**Supplied passage:**
FIGURE 63-14 Surgical approach to ray amputation.
(From Eidt JF, Kalapatapu VR: Techniques and results. In Cronenwett JL, Johnston W [eds]: Rutherford’s vascular surgery, ed 7, Philadelphia, 2010, Saunders, pp 1772–1790.)
The great toe and first metatarsal bone are important for normal gait because weight is transferred from the posterolateral foot during heel strike toward the medial toes, and the transfer of weight forward occurs principally through force transmitted during push off through the first metatarsal and great toe. Because of the significant rate of repeat ulceration and need for revision in up to 60% of patients requiring a great toe ray amputation, some have advocated proceeding directly to TMA in these patients.
Partial TMA can be performed when two digits are involved and the foot is deemed salvageable. However, multiple ray amputations will narrow the foot, resulting in instability and change in gait that may lead to repeat ulceration, wound breakdown, and the need for revision.

**What is being asked:** Carry the text on ray and transmetatarsal amputation forward from its last sentence, writing one or two further paragraphs in the same clinical style. The data that comes next is separate material and is not part of the surgical text about ray amputation.

**Material shown:**
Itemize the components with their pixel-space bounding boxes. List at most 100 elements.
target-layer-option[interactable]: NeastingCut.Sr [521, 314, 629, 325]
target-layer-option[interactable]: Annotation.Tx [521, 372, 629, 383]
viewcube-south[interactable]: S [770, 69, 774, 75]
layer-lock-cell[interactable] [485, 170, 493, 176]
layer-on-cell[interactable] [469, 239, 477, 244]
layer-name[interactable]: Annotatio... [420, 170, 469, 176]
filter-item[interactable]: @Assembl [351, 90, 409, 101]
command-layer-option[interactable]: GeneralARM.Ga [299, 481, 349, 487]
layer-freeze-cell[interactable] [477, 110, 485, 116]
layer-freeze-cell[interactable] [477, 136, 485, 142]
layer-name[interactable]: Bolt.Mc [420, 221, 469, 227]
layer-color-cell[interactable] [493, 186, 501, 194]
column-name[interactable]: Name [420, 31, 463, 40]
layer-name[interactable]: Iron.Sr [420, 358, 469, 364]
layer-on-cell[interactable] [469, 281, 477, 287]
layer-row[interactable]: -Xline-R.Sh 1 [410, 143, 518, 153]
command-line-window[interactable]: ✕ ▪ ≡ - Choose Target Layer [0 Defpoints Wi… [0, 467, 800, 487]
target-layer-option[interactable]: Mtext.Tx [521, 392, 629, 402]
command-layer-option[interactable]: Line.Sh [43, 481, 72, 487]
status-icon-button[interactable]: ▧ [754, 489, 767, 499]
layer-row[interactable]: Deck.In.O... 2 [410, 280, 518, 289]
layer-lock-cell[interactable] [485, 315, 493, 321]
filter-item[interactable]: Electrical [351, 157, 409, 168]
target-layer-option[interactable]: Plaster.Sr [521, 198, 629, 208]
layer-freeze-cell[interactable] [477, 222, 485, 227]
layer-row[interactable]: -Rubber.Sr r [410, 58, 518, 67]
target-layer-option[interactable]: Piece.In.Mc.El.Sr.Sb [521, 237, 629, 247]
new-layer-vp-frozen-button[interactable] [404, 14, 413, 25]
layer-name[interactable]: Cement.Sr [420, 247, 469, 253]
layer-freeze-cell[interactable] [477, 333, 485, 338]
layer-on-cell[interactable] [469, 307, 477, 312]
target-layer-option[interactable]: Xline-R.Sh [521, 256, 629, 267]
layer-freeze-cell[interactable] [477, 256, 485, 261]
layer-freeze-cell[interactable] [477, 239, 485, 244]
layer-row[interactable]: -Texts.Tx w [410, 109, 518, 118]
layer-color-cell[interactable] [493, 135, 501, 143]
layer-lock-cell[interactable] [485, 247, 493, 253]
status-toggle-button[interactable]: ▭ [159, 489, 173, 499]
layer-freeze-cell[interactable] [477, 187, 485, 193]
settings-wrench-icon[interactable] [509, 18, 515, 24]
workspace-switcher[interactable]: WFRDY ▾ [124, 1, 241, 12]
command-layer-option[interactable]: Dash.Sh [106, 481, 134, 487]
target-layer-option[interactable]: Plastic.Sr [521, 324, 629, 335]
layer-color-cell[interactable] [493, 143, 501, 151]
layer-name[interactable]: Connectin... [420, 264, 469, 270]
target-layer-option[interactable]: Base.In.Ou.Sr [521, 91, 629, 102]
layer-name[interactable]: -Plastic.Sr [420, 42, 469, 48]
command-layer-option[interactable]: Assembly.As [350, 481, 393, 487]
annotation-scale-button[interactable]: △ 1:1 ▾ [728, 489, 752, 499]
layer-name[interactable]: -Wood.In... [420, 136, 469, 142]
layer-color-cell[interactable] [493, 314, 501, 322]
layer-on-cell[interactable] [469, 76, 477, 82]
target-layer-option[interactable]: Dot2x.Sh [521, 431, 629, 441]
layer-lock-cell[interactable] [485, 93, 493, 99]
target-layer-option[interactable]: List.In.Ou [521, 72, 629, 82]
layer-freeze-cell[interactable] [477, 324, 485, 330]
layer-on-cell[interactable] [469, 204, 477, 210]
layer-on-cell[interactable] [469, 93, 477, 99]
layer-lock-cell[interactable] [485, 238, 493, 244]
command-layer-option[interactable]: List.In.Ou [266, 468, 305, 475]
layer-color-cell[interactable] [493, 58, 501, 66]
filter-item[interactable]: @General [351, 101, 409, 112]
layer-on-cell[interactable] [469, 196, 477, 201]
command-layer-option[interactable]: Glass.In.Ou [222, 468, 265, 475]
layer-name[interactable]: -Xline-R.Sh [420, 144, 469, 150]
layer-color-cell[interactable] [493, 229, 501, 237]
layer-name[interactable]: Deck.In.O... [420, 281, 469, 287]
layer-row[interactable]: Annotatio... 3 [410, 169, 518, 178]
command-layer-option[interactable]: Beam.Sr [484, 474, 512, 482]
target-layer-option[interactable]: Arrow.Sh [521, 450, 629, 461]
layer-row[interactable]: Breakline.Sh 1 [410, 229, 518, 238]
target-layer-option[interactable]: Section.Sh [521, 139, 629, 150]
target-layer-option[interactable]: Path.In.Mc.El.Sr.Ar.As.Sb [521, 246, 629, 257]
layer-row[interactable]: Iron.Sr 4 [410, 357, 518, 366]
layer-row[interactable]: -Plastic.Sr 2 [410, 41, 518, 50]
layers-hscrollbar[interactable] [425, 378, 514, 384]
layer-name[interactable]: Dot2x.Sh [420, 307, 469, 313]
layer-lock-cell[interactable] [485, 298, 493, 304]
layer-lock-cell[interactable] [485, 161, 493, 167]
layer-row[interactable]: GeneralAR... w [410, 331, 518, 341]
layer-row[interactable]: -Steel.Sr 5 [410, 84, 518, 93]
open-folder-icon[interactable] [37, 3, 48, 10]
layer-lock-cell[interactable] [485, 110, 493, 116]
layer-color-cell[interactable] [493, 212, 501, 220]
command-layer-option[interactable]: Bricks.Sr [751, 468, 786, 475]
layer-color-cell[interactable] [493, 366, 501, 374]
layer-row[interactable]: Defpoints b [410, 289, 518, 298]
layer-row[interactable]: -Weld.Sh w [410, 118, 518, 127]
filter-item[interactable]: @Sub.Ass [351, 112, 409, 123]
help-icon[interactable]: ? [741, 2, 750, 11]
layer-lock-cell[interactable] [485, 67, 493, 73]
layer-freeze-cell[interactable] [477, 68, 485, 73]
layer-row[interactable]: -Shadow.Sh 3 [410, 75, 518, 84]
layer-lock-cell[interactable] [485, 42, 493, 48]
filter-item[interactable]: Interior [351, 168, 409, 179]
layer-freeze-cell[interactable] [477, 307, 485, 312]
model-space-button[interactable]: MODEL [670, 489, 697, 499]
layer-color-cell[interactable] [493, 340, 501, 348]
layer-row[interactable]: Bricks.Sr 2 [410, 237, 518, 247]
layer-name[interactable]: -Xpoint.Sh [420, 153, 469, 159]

**Exercise output:**
A curvilear incision is made above the metatarsal heads, with an intentionally longer flap fashioned on the plantar surface (Fig. 63-15). Soft tissues anterior to the bone are divided, including the tendons of the extensor muscles. Digital arteries are suture-ligated as needed. A periosteal elevator is applied to elevate the soft tissues just to the point of division. An oscillating saw is used to divide the metatarsals behind their heads. The plantar tendons and plantar soft tissues are divided. The wound is irrigated using a mechanical lavage system and inspected for hemostasis. The soft tissue is reapproximated over the bone using absorbable sutures. The skin is reapproximated, with minimal manipulation and without tension, using interrupted nylon vertical mattress sutures. Non–weight-bearing status is encouraged for at least 4 weeks. In case of infection, a guillotine procedure may be performed and a vacuum dressing applied, with placement of a split-thickness skin graft after the wound bed has adequately granulated.
FIGURE 63-15 Surgical approach to transmetatarsal amputation.
(From Eidt JF, Kalapatapu VR: Techniques and results. In Cronenwett JL, Johnston W [eds]: Rutherford’s vascular surgery, ed 7, Philadelphia, 2010, Saunders, pp 1772–1790.)